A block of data
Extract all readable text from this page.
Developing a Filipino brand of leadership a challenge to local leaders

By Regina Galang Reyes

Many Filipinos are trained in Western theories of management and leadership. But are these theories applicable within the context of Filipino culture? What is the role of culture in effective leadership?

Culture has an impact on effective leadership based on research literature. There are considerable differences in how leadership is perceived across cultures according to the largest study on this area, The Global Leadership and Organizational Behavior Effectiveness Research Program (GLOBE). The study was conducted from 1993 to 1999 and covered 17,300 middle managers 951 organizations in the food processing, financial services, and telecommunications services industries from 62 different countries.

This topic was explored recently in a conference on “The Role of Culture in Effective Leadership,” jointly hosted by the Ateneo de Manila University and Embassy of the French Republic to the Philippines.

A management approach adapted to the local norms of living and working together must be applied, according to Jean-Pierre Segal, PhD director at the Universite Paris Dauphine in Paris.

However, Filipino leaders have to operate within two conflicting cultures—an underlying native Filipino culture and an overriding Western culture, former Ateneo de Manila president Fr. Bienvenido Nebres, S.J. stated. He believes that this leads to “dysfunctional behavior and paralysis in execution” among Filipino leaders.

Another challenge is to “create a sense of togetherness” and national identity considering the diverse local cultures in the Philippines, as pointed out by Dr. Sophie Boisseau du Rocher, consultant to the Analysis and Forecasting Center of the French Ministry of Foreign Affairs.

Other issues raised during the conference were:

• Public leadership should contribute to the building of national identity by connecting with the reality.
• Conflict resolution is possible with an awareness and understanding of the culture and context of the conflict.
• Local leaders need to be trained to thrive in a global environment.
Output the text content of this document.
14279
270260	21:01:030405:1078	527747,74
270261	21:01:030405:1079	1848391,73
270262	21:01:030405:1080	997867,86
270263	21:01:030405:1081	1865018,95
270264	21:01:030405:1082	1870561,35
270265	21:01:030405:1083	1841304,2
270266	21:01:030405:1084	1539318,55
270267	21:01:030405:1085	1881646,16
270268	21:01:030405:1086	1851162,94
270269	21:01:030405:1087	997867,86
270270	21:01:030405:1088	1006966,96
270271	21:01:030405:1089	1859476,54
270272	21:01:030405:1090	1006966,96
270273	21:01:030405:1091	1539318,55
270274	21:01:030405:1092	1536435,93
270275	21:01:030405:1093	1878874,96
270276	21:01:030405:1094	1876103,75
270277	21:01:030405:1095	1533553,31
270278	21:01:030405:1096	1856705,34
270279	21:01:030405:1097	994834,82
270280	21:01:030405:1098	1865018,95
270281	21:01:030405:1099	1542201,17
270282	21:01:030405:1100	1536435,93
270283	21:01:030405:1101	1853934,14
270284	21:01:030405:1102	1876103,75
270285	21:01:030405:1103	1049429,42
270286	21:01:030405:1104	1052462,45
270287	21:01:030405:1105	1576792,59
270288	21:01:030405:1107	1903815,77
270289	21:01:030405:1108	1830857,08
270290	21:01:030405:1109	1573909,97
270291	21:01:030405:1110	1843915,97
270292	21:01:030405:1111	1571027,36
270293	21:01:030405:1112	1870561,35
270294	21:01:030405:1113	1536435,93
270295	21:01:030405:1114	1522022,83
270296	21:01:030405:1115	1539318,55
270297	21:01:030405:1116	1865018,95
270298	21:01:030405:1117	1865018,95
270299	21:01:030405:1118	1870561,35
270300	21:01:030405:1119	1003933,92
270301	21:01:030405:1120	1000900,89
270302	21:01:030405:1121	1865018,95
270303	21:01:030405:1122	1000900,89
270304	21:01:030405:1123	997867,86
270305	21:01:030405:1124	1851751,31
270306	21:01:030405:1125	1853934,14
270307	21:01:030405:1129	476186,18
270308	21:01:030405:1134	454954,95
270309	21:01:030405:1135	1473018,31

§ **Problem to solve**: Copy out the data shown above without altering anything.

§ **The response**:
Extract all readable text from this page.
Developing a Filipino brand of leadership a challenge to local leaders

By Regina Galang Reyes

Many Filipinos are trained in Western theories of management and leadership. But are these theories applicable within the context of Filipino culture? What is the role of culture in effective leadership?

Culture has an impact on effective leadership based on research literature. There are considerable differences in how leadership is perceived across cultures according to the largest study on this area, The Global Leadership and Organizational Behavior Effectiveness Research Program (GLOBE). The study was conducted from 1993 to 1999 and covered 17,300 middle managers 951 organizations in the food processing, financial services, and telecommunications services industries from 62 different countries.

This topic was explored recently in a conference on “The Role of Culture in Effective Leadership,” jointly hosted by the Ateneo de Manila University and Embassy of the French Republic to the Philippines.

A management approach adapted to the local norms of living and working together must be applied, according to Jean-Pierre Segal, PhD director at the Universite Paris Dauphine in Paris.

However, Filipino leaders have to operate within two conflicting cultures—an underlying native Filipino culture and an overriding Western culture, former Ateneo de Manila president Fr. Bienvenido Nebres, S.J. stated. He believes that this leads to “dysfunctional behavior and paralysis in execution” among Filipino leaders.

Another challenge is to “create a sense of togetherness” and national identity considering the diverse local cultures in the Philippines, as pointed out by Dr. Sophie Boisseau du Rocher, consultant to the Analysis and Forecasting Center of the French Ministry of Foreign Affairs.

Other issues raised during the conference were:

• Public leadership should contribute to the building of national identity by connecting with the reality.
• Conflict resolution is possible with an awareness and understanding of the culture and context of the conflict.
• Local leaders need to be trained to thrive in a global environment.
Output the text content of this document.
14279
270260	21:01:030405:1078	527747,74
270261	21:01:030405:1079	1848391,73
270262	21:01:030405:1080	997867,86
270263	21:01:030405:1081	1865018,95
270264	21:01:030405:1082	1870561,35
270265	21:01:030405:1083	1841304,2
270266	21:01:030405:1084	1539318,55
270267	21:01:030405:1085	1881646,16
270268	21:01:030405:1086	1851162,94
270269	21:01:030405:1087	997867,86
270270	21:01:030405:1088	1006966,96
270271	21:01:030405:1089	1859476,54
270272	21:01:030405:1090	1006966,96
270273	21:01:030405:1091	1539318,55
270274	21:01:030405:1092	1536435,93
270275	21:01:030405:1093	1878874,96
270276	21:01:030405:1094	1876103,75
270277	21:01:030405:1095	1533553,31
270278	21:01:030405:1096	1856705,34
270279	21:01:030405:1097	994834,82
270280	21:01:030405:1098	1865018,95
270281	21:01:030405:1099	1542201,17
270282	21:01:030405:1100	1536435,93
270283	21:01:030405:1101	1853934,14
270284	21:01:030405:1102	1876103,75
270285	21:01:030405:1103	1049429,42
270286	21:01:030405:1104	1052462,45
270287	21:01:030405:1105	1576792,59
270288	21:01:030405:1107	1903815,77
270289	21:01:030405:1108	1830857,08
270290	21:01:030405:1109	1573909,97
270291	21:01:030405:1110	1843915,97
270292	21:01:030405:1111	1571027,36
270293	21:01:030405:1112	1870561,35
270294	21:01:030405:1113	1536435,93
270295	21:01:030405:1114	1522022,83
270296	21:01:030405:1115	1539318,55
270297	21:01:030405:1116	1865018,95
270298	21:01:030405:1117	1865018,95
270299	21:01:030405:1118	1870561,35
270300	21:01:030405:1119	1003933,92
270301	21:01:030405:1120	1000900,89
270302	21:01:030405:1121	1865018,95
270303	21:01:030405:1122	1000900,89
270304	21:01:030405:1123	997867,86
270305	21:01:030405:1124	1851751,31
270306	21:01:030405:1125	1853934,14
270307	21:01:030405:1129	476186,18
270308	21:01:030405:1134	454954,95
270309	21:01:030405:1135	1473018,31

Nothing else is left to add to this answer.